:: ROWS ::

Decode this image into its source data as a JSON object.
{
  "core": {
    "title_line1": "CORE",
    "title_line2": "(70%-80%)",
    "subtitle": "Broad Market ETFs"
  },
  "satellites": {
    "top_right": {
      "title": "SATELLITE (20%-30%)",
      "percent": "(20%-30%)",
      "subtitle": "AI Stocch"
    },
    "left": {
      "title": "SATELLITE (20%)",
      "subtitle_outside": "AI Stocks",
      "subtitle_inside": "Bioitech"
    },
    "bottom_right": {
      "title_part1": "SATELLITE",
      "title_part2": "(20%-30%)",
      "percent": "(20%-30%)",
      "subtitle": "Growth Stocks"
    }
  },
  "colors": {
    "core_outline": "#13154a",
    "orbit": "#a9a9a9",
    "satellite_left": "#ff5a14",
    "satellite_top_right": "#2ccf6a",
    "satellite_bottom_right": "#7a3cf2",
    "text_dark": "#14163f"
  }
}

:::

*PROBLEM TO WORK ON*. What is the number of lines in the records that contain the string "Stocks"? Give only that number.

*ANSWER FOR THIS EXERCISE*. 2